== Required task ==
Search the data below for the string "gestão". Extract every line that contains it.

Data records
···

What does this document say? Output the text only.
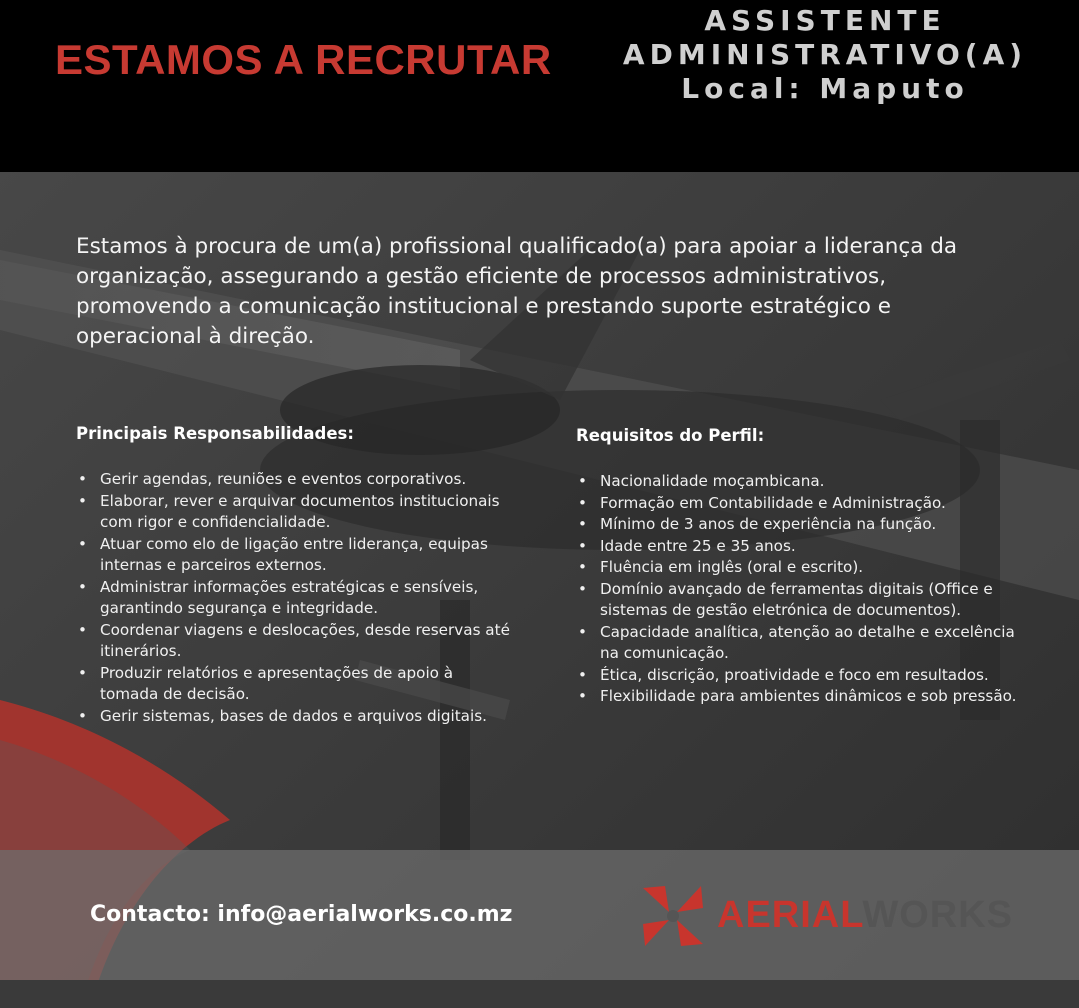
ESTAMOS A RECRUTAR
ASSISTENTE
ADMINISTRATIVO(A)
Local: Maputo

Estamos à procura de um(a) profissional qualificado(a) para apoiar a liderança da organização, assegurando a gestão eficiente de processos administrativos, promovendo a comunicação institucional e prestando suporte estratégico e operacional à direção.

Principais Responsabilidades:
• Gerir agendas, reuniões e eventos corporativos.
• Elaborar, rever e arquivar documentos institucionais com rigor e confidencialidade.
• Atuar como elo de ligação entre liderança, equipas internas e parceiros externos.
• Administrar informações estratégicas e sensíveis, garantindo segurança e integridade.
• Coordenar viagens e deslocações, desde reservas até itinerários.
• Produzir relatórios e apresentações de apoio à tomada de decisão.
• Gerir sistemas, bases de dados e arquivos digitais.
Requisitos do Perfil:
• Nacionalidade moçambicana.
• Formação em Contabilidade e Administração.
• Mínimo de 3 anos de experiência na função.
• Idade entre 25 e 35 anos.
• Fluência em inglês (oral e escrito).
• Domínio avançado de ferramentas digitais (Office e sistemas de gestão eletrónica de documentos).
• Capacidade analítica, atenção ao detalhe e excelência na comunicação.
• Ética, discrição, proatividade e foco em resultados.
• Flexibilidade para ambientes dinâmicos e sob pressão.
Contacto: info@aerialworks.co.mz	AERIALWORKS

···

== Task result ==
Estamos à procura de um(a) profissional qualificado(a) para apoiar a liderança da organização, assegurando a gestão eficiente de processos administrativos, promovendo a comunicação institucional e prestando suporte estratégico e operacional à direção.
• Domínio avançado de ferramentas digitais (Office e sistemas de gestão eletrónica de documentos).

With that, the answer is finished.